>>>>

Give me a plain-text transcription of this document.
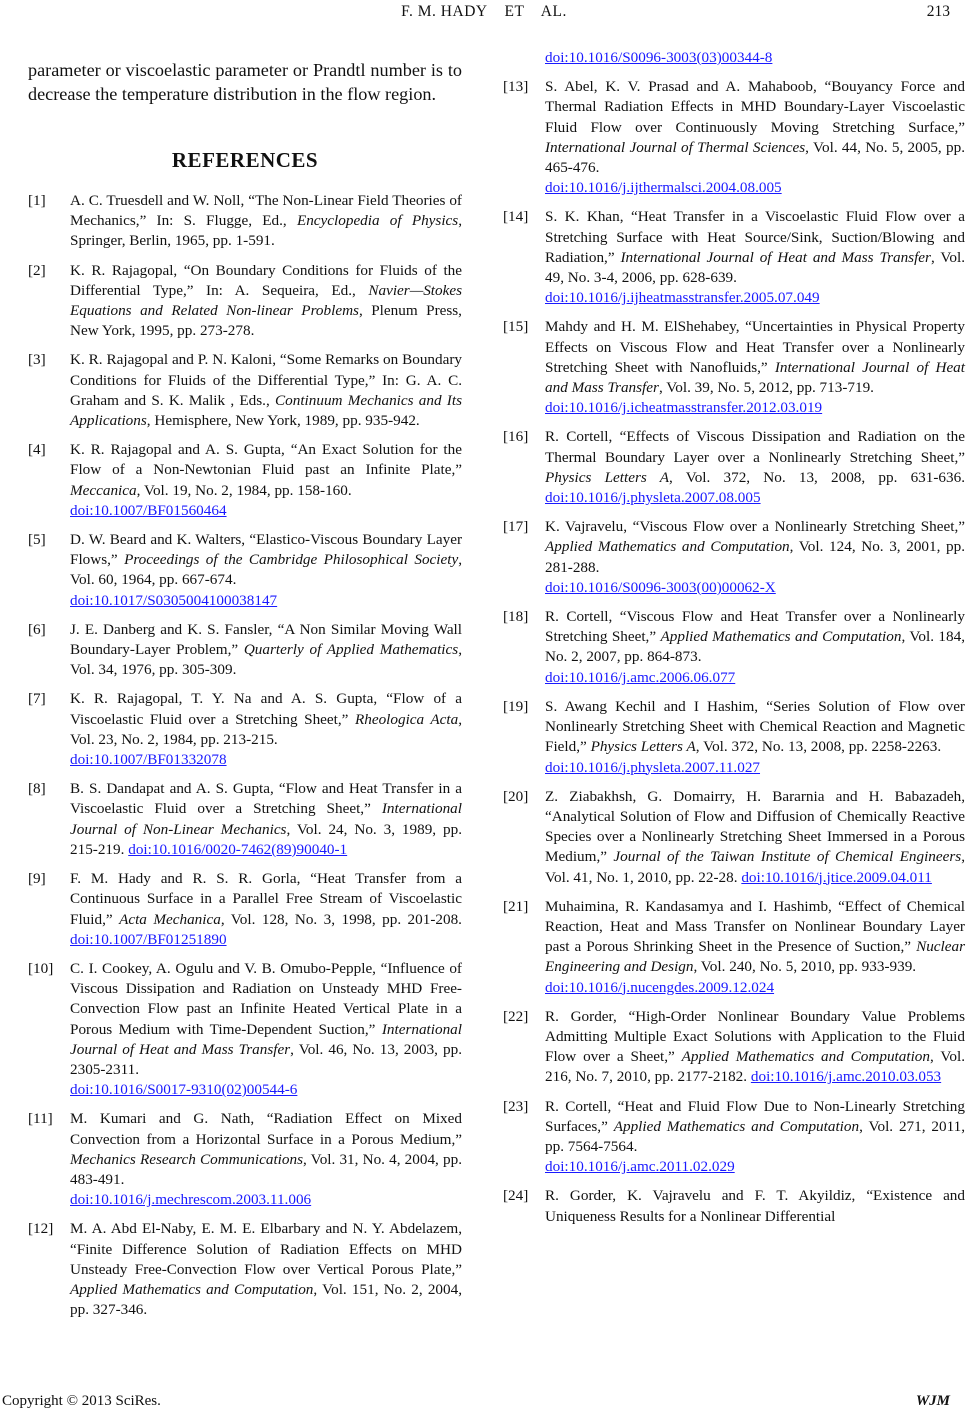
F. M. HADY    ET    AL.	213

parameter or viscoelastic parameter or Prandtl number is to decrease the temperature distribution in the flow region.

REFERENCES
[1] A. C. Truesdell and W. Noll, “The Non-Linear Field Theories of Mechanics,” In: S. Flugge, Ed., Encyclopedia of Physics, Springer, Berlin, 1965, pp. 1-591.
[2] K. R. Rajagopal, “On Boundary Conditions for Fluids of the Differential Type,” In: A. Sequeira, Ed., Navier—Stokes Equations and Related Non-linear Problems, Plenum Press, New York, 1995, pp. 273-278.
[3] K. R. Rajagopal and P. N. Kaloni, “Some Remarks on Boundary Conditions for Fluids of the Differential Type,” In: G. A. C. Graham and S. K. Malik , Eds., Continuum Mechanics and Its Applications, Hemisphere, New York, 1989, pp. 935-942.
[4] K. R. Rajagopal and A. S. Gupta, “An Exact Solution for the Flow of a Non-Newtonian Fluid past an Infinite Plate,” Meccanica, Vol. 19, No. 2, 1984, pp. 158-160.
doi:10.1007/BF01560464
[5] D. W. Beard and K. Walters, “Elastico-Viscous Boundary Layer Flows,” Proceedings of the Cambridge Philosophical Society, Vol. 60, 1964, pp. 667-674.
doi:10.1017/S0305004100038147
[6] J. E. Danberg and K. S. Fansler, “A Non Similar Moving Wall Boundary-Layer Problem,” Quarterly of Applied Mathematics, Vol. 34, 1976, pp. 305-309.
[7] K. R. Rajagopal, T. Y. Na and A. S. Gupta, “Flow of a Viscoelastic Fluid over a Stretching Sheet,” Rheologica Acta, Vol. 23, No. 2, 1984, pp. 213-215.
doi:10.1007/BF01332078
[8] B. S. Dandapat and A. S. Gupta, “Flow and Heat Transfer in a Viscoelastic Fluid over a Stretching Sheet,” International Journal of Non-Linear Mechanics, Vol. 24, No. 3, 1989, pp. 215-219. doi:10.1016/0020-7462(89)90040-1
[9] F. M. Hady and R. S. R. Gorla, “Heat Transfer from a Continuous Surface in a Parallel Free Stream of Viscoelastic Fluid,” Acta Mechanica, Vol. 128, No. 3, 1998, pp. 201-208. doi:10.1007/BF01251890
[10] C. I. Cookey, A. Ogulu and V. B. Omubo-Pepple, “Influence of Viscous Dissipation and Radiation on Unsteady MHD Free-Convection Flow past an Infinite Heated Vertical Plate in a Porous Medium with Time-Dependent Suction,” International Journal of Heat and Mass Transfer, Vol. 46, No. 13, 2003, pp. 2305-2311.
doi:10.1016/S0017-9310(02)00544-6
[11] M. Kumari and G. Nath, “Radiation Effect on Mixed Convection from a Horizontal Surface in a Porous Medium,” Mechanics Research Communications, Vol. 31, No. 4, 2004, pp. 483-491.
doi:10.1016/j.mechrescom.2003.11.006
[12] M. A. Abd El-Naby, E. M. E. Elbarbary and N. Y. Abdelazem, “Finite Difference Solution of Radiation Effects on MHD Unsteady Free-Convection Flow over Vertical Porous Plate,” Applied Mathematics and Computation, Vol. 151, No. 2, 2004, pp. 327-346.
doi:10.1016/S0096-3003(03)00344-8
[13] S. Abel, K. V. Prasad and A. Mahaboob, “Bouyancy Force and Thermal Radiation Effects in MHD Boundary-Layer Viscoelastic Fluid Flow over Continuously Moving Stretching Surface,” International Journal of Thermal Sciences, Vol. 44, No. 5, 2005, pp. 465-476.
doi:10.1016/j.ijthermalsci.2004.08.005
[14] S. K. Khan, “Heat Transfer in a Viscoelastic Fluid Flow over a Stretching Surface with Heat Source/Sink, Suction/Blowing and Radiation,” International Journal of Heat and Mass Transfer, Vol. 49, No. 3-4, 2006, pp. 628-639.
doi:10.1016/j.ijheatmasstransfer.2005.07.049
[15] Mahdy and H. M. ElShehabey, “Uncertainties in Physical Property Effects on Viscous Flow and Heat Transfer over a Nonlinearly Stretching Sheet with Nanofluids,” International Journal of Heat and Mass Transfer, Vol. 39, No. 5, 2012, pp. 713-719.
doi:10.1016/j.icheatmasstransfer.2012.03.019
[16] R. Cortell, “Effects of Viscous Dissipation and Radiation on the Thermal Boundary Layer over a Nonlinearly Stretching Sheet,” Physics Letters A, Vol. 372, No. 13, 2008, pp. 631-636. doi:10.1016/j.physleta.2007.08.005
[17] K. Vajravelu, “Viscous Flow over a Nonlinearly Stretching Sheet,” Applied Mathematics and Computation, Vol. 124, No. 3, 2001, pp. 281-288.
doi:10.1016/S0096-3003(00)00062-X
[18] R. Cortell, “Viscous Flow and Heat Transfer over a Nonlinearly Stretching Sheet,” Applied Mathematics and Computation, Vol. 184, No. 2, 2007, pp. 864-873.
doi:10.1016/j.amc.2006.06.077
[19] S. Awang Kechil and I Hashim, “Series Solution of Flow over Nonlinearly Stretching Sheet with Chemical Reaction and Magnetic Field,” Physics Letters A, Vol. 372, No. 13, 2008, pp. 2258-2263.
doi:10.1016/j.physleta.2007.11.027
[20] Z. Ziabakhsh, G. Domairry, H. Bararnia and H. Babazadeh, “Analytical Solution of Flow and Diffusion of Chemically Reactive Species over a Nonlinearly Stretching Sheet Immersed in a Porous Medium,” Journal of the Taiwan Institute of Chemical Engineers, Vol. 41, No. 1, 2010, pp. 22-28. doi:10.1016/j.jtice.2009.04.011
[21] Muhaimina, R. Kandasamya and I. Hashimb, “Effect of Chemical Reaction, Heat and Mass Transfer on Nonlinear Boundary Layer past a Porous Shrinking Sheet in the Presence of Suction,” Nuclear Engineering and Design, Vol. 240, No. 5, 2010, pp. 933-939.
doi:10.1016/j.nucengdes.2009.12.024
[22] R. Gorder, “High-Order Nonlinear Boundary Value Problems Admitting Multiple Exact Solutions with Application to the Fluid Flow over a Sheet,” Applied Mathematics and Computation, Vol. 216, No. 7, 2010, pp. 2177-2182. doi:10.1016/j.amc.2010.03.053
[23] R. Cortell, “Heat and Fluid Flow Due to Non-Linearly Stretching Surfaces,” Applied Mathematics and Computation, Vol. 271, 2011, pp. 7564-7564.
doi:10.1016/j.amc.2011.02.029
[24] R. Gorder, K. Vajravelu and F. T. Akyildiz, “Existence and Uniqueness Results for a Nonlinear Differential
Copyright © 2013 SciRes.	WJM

<<<<
>>>>

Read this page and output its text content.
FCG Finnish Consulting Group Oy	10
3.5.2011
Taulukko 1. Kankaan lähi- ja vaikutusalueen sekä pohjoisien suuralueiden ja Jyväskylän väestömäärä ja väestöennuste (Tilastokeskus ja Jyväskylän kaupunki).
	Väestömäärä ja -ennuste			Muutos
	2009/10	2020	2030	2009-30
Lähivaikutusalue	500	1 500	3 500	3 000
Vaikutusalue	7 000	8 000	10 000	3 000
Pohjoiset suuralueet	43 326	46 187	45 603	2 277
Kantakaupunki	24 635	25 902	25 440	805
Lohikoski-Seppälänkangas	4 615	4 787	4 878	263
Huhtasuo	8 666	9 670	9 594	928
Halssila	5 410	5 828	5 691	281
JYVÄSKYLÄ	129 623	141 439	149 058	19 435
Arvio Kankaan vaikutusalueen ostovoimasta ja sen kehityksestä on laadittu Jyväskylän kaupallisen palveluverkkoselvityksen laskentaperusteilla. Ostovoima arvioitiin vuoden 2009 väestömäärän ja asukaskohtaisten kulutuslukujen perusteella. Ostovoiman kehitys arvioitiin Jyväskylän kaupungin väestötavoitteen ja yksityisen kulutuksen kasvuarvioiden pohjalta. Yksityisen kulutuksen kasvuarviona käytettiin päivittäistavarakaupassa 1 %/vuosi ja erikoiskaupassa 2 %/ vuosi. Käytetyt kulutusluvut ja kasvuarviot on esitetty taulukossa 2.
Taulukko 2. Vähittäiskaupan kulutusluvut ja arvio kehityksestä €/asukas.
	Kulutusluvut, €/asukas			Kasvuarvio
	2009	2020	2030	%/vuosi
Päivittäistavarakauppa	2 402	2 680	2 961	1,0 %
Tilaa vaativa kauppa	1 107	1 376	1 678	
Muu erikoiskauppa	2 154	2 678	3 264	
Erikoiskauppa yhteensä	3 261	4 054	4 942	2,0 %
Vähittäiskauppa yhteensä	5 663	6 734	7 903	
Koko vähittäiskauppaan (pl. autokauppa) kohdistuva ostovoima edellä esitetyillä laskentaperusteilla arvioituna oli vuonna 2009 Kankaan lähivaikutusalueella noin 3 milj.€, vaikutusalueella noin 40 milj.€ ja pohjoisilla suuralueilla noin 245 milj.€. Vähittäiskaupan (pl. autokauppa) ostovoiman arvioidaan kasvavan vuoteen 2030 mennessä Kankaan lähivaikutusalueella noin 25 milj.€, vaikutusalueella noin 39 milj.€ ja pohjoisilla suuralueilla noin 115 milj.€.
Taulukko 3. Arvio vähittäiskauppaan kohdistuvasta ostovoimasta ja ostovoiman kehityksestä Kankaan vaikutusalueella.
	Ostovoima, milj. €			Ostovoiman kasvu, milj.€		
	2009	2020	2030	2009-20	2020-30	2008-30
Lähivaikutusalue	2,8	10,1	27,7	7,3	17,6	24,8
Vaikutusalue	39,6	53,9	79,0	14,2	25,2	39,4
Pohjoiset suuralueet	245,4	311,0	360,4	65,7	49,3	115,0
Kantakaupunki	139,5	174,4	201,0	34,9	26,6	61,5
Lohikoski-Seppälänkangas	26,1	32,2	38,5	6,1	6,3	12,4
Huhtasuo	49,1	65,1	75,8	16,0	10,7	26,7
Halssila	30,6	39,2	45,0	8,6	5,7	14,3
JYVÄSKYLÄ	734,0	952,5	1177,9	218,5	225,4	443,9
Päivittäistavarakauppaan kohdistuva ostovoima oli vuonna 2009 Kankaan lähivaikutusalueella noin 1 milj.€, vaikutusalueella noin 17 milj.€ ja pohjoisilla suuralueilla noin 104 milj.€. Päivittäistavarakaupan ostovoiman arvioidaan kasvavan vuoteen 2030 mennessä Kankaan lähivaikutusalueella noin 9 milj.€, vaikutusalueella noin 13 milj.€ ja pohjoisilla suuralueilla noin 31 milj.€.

<<<<

# Brief
Copy each line that holds the word "text".

# Complete response
Give me a plain-text transcription of this document.
Read this page and output its text content.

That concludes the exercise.